• **BRANO DA LEGGERE**
● ● ●
# Tradimento in libreria ...



## Nobody (14 Settembre 2010)

L'ho trovato davvero molto interessante... un libro che consiglio a tutti!


----------



## brugola (14 Settembre 2010)

ti ringrazio e ti ricambio con un libro che mi ha veramente fatta sognare.
la città dei libri sognanti, di walter moers.
una fantasia impareggiabile :up:


----------



## Micia (14 Settembre 2010)

moltimodi ha detto:


> L'ho trovato davvero molto interessante... un libro che consiglio a tutti!


 

grazie mm.
carotenuto mi piace assai. ho letto "seduzione" . un ottimo saggio.





rettifico e mi scuso, non è carotenuto, ma:

*Seduzione : l'arte di farsi amare / Giacomo Dacquino. - Milano : Mondadori, 2004. *


----------



## Nobody (14 Settembre 2010)
● ● ●
• **DATI FORNITI**
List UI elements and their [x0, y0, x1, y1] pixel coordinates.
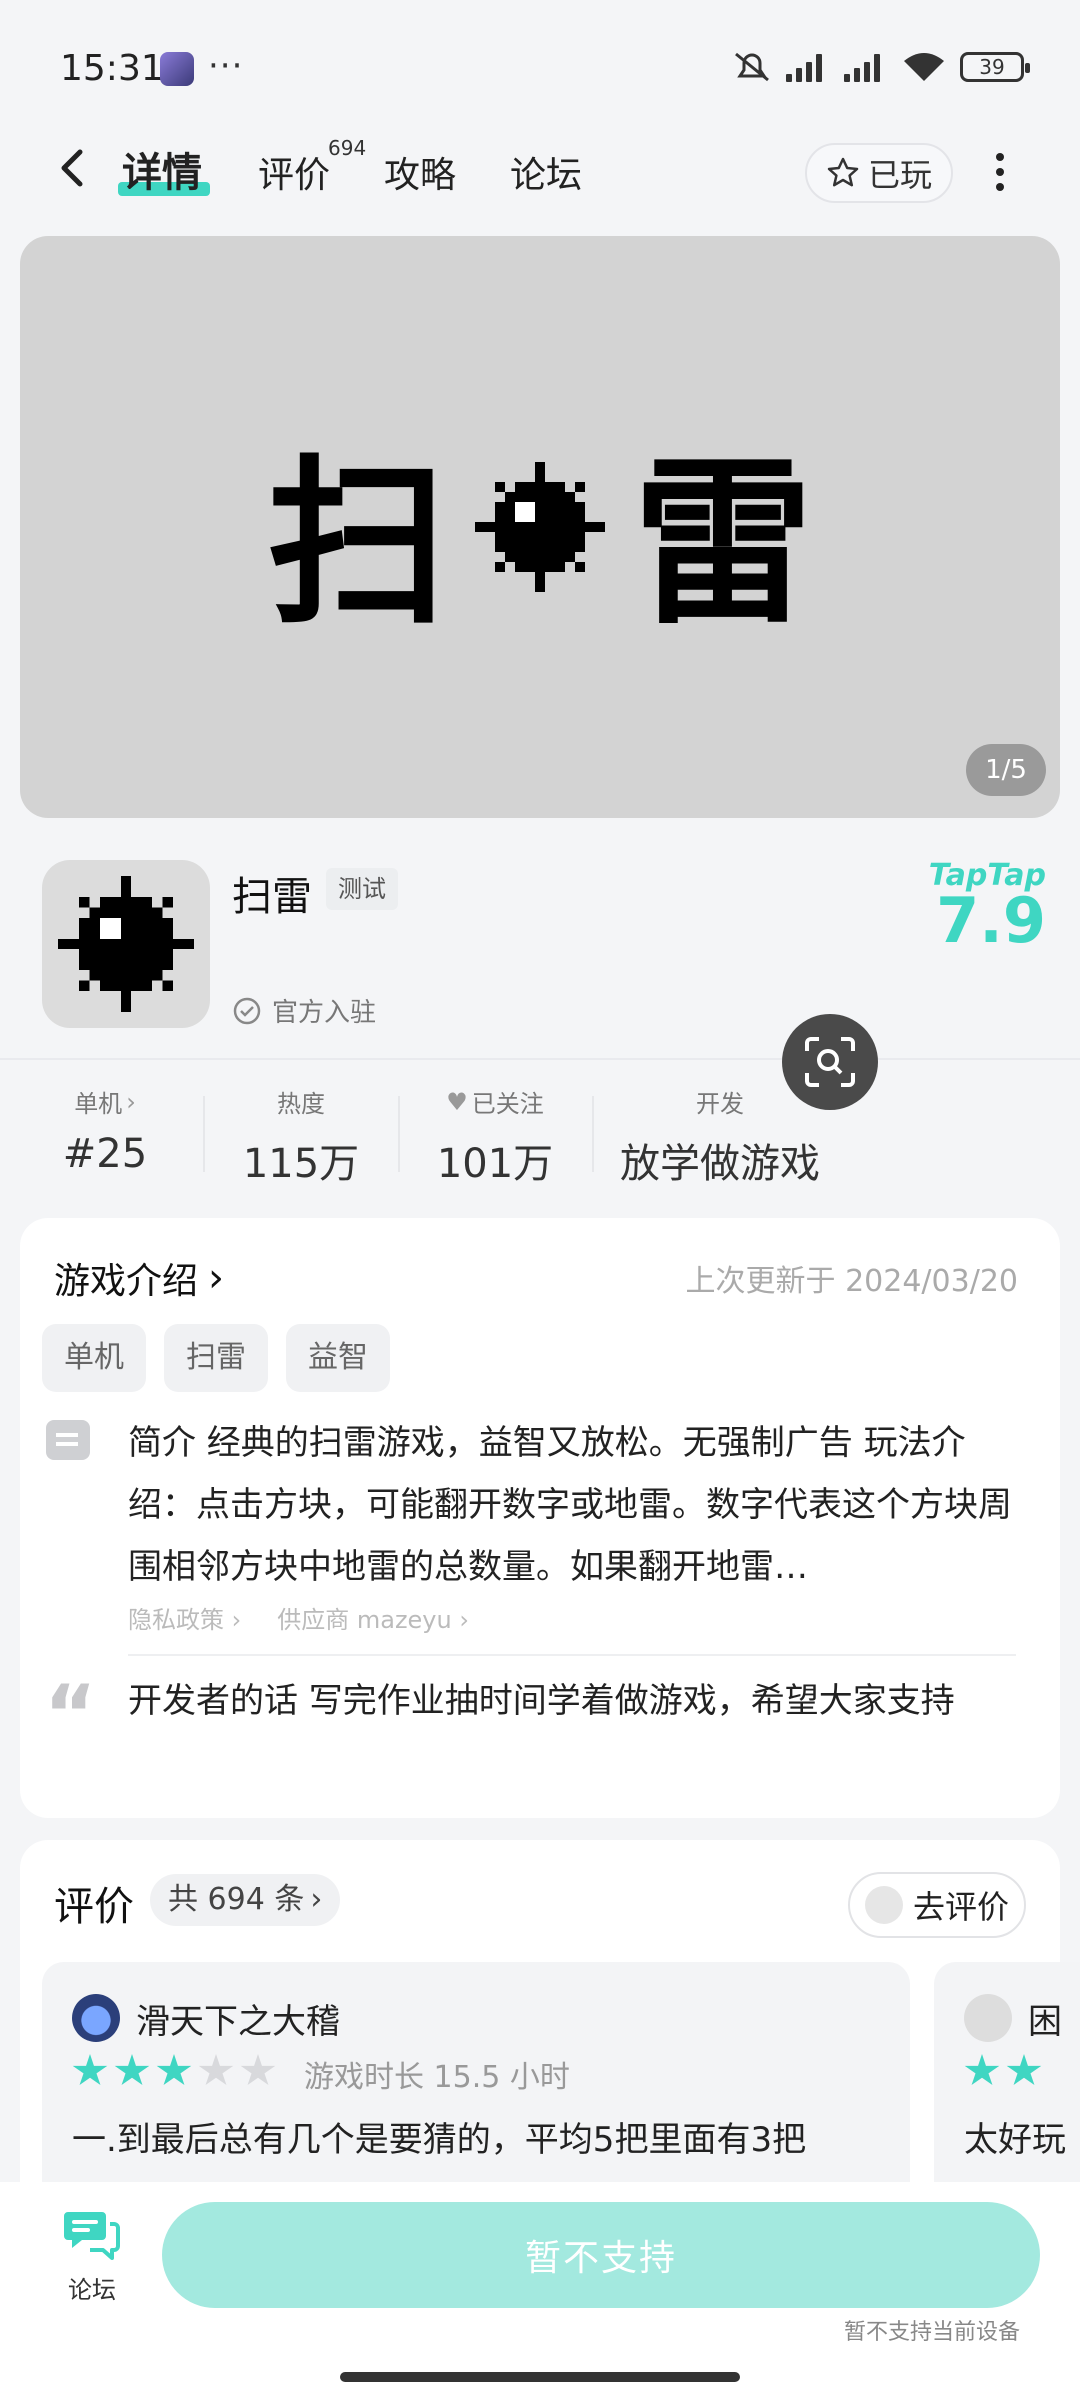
● ● ●
• **OBIETTIVO DEL COMPITO**
Per favore, riproduci per intero e senza alcuna modifica la discussione sui libri consigliati. Le righe costituiscono materiale a sé, indipendente dalla discussione.

• **RISULTATO**
# Tradimento in libreria ...



## Nobody (14 Settembre 2010)

L'ho trovato davvero molto interessante... un libro che consiglio a tutti!


----------



## brugola (14 Settembre 2010)

ti ringrazio e ti ricambio con un libro che mi ha veramente fatta sognare.
la città dei libri sognanti, di walter moers.
una fantasia impareggiabile :up:


----------



## Micia (14 Settembre 2010)

moltimodi ha detto:


> L'ho trovato davvero molto interessante... un libro che consiglio a tutti!


 

grazie mm.
carotenuto mi piace assai. ho letto "seduzione" . un ottimo saggio.





rettifico e mi scuso, non è carotenuto, ma:

*Seduzione : l'arte di farsi amare / Giacomo Dacquino. - Milano : Mondadori, 2004. *


----------



## Nobody (14 Settembre 2010)